#### [Request]
Repeat the entire listing exactly as written.
BEGIN Data lines
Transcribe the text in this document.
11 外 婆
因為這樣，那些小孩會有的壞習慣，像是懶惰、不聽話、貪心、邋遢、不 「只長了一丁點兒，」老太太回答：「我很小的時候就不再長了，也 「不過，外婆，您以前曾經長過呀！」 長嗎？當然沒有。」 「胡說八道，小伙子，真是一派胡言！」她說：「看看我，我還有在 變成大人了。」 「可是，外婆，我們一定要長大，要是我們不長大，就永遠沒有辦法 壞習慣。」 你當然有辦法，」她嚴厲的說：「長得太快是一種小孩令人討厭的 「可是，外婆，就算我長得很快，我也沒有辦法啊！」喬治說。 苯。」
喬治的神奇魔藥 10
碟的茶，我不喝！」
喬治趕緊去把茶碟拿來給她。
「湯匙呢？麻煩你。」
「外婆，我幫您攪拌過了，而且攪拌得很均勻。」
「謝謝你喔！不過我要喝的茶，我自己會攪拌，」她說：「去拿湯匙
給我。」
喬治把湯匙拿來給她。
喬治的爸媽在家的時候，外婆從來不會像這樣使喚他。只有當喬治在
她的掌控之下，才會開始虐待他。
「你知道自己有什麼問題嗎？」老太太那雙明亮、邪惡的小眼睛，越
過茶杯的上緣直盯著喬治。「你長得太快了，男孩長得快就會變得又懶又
END Data lines
#### [Output for this exercise]
Transcribe the text in this document.
11 外 婆
因為這樣，那些小孩會有的壞習慣，像是懶惰、不聽話、貪心、邋遢、不 「只長了一丁點兒，」老太太回答：「我很小的時候就不再長了，也 「不過，外婆，您以前曾經長過呀！」 長嗎？當然沒有。」 「胡說八道，小伙子，真是一派胡言！」她說：「看看我，我還有在 變成大人了。」 「可是，外婆，我們一定要長大，要是我們不長大，就永遠沒有辦法 壞習慣。」 你當然有辦法，」她嚴厲的說：「長得太快是一種小孩令人討厭的 「可是，外婆，就算我長得很快，我也沒有辦法啊！」喬治說。 苯。」
喬治的神奇魔藥 10
碟的茶，我不喝！」
喬治趕緊去把茶碟拿來給她。
「湯匙呢？麻煩你。」
「外婆，我幫您攪拌過了，而且攪拌得很均勻。」
「謝謝你喔！不過我要喝的茶，我自己會攪拌，」她說：「去拿湯匙
給我。」
喬治把湯匙拿來給她。
喬治的爸媽在家的時候，外婆從來不會像這樣使喚他。只有當喬治在
她的掌控之下，才會開始虐待他。
「你知道自己有什麼問題嗎？」老太太那雙明亮、邪惡的小眼睛，越
過茶杯的上緣直盯著喬治。「你長得太快了，男孩長得快就會變得又懶又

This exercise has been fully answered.